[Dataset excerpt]
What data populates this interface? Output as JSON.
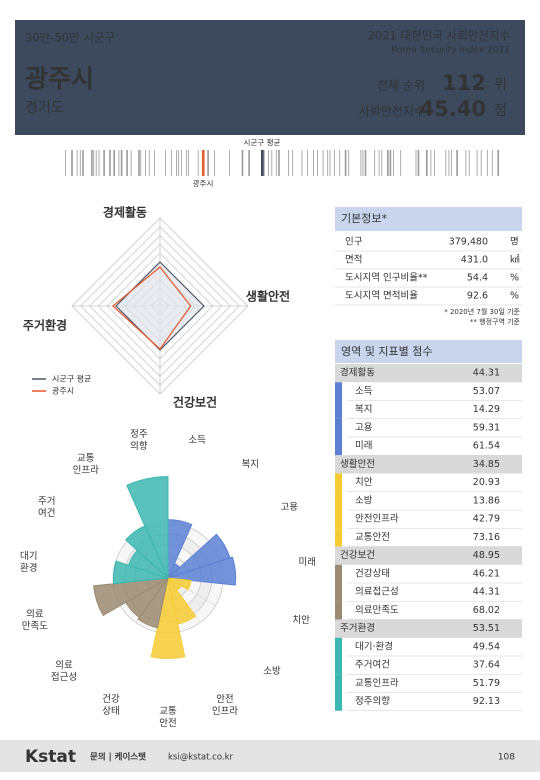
{
  "header": {
    "group": "30만-50만 시군구",
    "title_ko": "2021 대한민국 사회안전지수",
    "title_en": "Korea Security Index 2021",
    "city": "광주시",
    "province": "경기도",
    "rank_label": "전체 순위",
    "rank": 112,
    "rank_unit": "위",
    "index_label": "사회안전지수",
    "index": "45.40",
    "index_unit": "점"
  },
  "strip": {
    "average_label": "시군구 평균",
    "city_label": "광주시"
  },
  "basic_info": {
    "title": "기본정보*",
    "rows": [
      [
        "인구",
        "379,480",
        "명"
      ],
      [
        "면적",
        "431.0",
        "㎢"
      ],
      [
        "도시지역 인구비율**",
        "54.4",
        "%"
      ],
      [
        "도시지역 면적비율",
        "92.6",
        "%"
      ]
    ],
    "notes": [
      "* 2020년 7월 30일 기준",
      "** 행정구역 기준"
    ]
  },
  "scores": {
    "title": "영역 및 지표별 점수",
    "groups": [
      {
        "name": "경제활동",
        "score": "44.31",
        "color": "#5b80d3",
        "items": [
          [
            "소득",
            "53.07"
          ],
          [
            "복지",
            "14.29"
          ],
          [
            "고용",
            "59.31"
          ],
          [
            "미래",
            "61.54"
          ]
        ]
      },
      {
        "name": "생활안전",
        "score": "34.85",
        "color": "#f7cb34",
        "items": [
          [
            "치안",
            "20.93"
          ],
          [
            "소방",
            "13.86"
          ],
          [
            "안전인프라",
            "42.79"
          ],
          [
            "교통안전",
            "73.16"
          ]
        ]
      },
      {
        "name": "건강보건",
        "score": "48.95",
        "color": "#9a8a70",
        "items": [
          [
            "건강상태",
            "46.21"
          ],
          [
            "의료접근성",
            "44.31"
          ],
          [
            "의료만족도",
            "68.02"
          ]
        ]
      },
      {
        "name": "주거환경",
        "score": "53.51",
        "color": "#3cb7b1",
        "items": [
          [
            "대기·환경",
            "49.54"
          ],
          [
            "주거여건",
            "37.64"
          ],
          [
            "교통인프라",
            "51.79"
          ],
          [
            "정주의향",
            "92.13"
          ]
        ]
      }
    ]
  },
  "chart_data": [
    {
      "type": "radar",
      "categories": [
        "경제활동",
        "생활안전",
        "건강보건",
        "주거환경"
      ],
      "series": [
        {
          "name": "시군구 평균",
          "color": "#4a5566",
          "values": [
            50,
            50,
            50,
            50
          ]
        },
        {
          "name": "광주시",
          "color": "#e8582a",
          "values": [
            44.31,
            34.85,
            48.95,
            53.51
          ]
        }
      ],
      "rlim": [
        0,
        100
      ],
      "rgrid": [
        10,
        20,
        30,
        40,
        50,
        60,
        70,
        80,
        90,
        100
      ]
    },
    {
      "type": "polar_bar",
      "categories": [
        "소득",
        "복지",
        "고용",
        "미래",
        "치안",
        "소방",
        "안전\n인프라",
        "교통\n안전",
        "건강\n상태",
        "의료\n접근성",
        "의료\n만족도",
        "대기\n환경",
        "주거\n여건",
        "교통\n인프라",
        "정주\n의향"
      ],
      "values": [
        53.07,
        14.29,
        59.31,
        61.54,
        20.93,
        13.86,
        42.79,
        73.16,
        46.21,
        44.31,
        68.02,
        49.54,
        37.64,
        51.79,
        92.13
      ],
      "colors": [
        "#5b80d3",
        "#5b80d3",
        "#5b80d3",
        "#5b80d3",
        "#f7cb34",
        "#f7cb34",
        "#f7cb34",
        "#f7cb34",
        "#9a8a70",
        "#9a8a70",
        "#9a8a70",
        "#3cb7b1",
        "#3cb7b1",
        "#3cb7b1",
        "#3cb7b1"
      ],
      "rlim": [
        0,
        100
      ],
      "rgrid": [
        10,
        20,
        30,
        40,
        50
      ]
    }
  ],
  "footer": {
    "logo": "Kstat",
    "contact": "문의 | 케이스탯",
    "email": "ksi@kstat.co.kr",
    "page": "108"
  }
}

--- Do this ---
Transcribe all the records above word for word, without their images.

--- Answer to this task ---
What data populates this interface? Output as JSON.
{
  "header": {
    "group": "30만-50만 시군구",
    "title_ko": "2021 대한민국 사회안전지수",
    "title_en": "Korea Security Index 2021",
    "city": "광주시",
    "province": "경기도",
    "rank_label": "전체 순위",
    "rank": 112,
    "rank_unit": "위",
    "index_label": "사회안전지수",
    "index": "45.40",
    "index_unit": "점"
  },
  "strip": {
    "average_label": "시군구 평균",
    "city_label": "광주시"
  },
  "basic_info": {
    "title": "기본정보*",
    "rows": [
      [
        "인구",
        "379,480",
        "명"
      ],
      [
        "면적",
        "431.0",
        "㎢"
      ],
      [
        "도시지역 인구비율**",
        "54.4",
        "%"
      ],
      [
        "도시지역 면적비율",
        "92.6",
        "%"
      ]
    ],
    "notes": [
      "* 2020년 7월 30일 기준",
      "** 행정구역 기준"
    ]
  },
  "scores": {
    "title": "영역 및 지표별 점수",
    "groups": [
      {
        "name": "경제활동",
        "score": "44.31",
        "color": "#5b80d3",
        "items": [
          [
            "소득",
            "53.07"
          ],
          [
            "복지",
            "14.29"
          ],
          [
            "고용",
            "59.31"
          ],
          [
            "미래",
            "61.54"
          ]
        ]
      },
      {
        "name": "생활안전",
        "score": "34.85",
        "color": "#f7cb34",
        "items": [
          [
            "치안",
            "20.93"
          ],
          [
            "소방",
            "13.86"
          ],
          [
            "안전인프라",
            "42.79"
          ],
          [
            "교통안전",
            "73.16"
          ]
        ]
      },
      {
        "name": "건강보건",
        "score": "48.95",
        "color": "#9a8a70",
        "items": [
          [
            "건강상태",
            "46.21"
          ],
          [
            "의료접근성",
            "44.31"
          ],
          [
            "의료만족도",
            "68.02"
          ]
        ]
      },
      {
        "name": "주거환경",
        "score": "53.51",
        "color": "#3cb7b1",
        "items": [
          [
            "대기·환경",
            "49.54"
          ],
          [
            "주거여건",
            "37.64"
          ],
          [
            "교통인프라",
            "51.79"
          ],
          [
            "정주의향",
            "92.13"
          ]
        ]
      }
    ]
  },
  "chart_data": [
    {
      "type": "radar",
      "categories": [
        "경제활동",
        "생활안전",
        "건강보건",
        "주거환경"
      ],
      "series": [
        {
          "name": "시군구 평균",
          "color": "#4a5566",
          "values": [
            50,
            50,
            50,
            50
          ]
        },
        {
          "name": "광주시",
          "color": "#e8582a",
          "values": [
            44.31,
            34.85,
            48.95,
            53.51
          ]
        }
      ],
      "rlim": [
        0,
        100
      ],
      "rgrid": [
        10,
        20,
        30,
        40,
        50,
        60,
        70,
        80,
        90,
        100
      ]
    },
    {
      "type": "polar_bar",
      "categories": [
        "소득",
        "복지",
        "고용",
        "미래",
        "치안",
        "소방",
        "안전\n인프라",
        "교통\n안전",
        "건강\n상태",
        "의료\n접근성",
        "의료\n만족도",
        "대기\n환경",
        "주거\n여건",
        "교통\n인프라",
        "정주\n의향"
      ],
      "values": [
        53.07,
        14.29,
        59.31,
        61.54,
        20.93,
        13.86,
        42.79,
        73.16,
        46.21,
        44.31,
        68.02,
        49.54,
        37.64,
        51.79,
        92.13
      ],
      "colors": [
        "#5b80d3",
        "#5b80d3",
        "#5b80d3",
        "#5b80d3",
        "#f7cb34",
        "#f7cb34",
        "#f7cb34",
        "#f7cb34",
        "#9a8a70",
        "#9a8a70",
        "#9a8a70",
        "#3cb7b1",
        "#3cb7b1",
        "#3cb7b1",
        "#3cb7b1"
      ],
      "rlim": [
        0,
        100
      ],
      "rgrid": [
        10,
        20,
        30,
        40,
        50
      ]
    }
  ],
  "footer": {
    "logo": "Kstat",
    "contact": "문의 | 케이스탯",
    "email": "ksi@kstat.co.kr",
    "page": "108"
  }
}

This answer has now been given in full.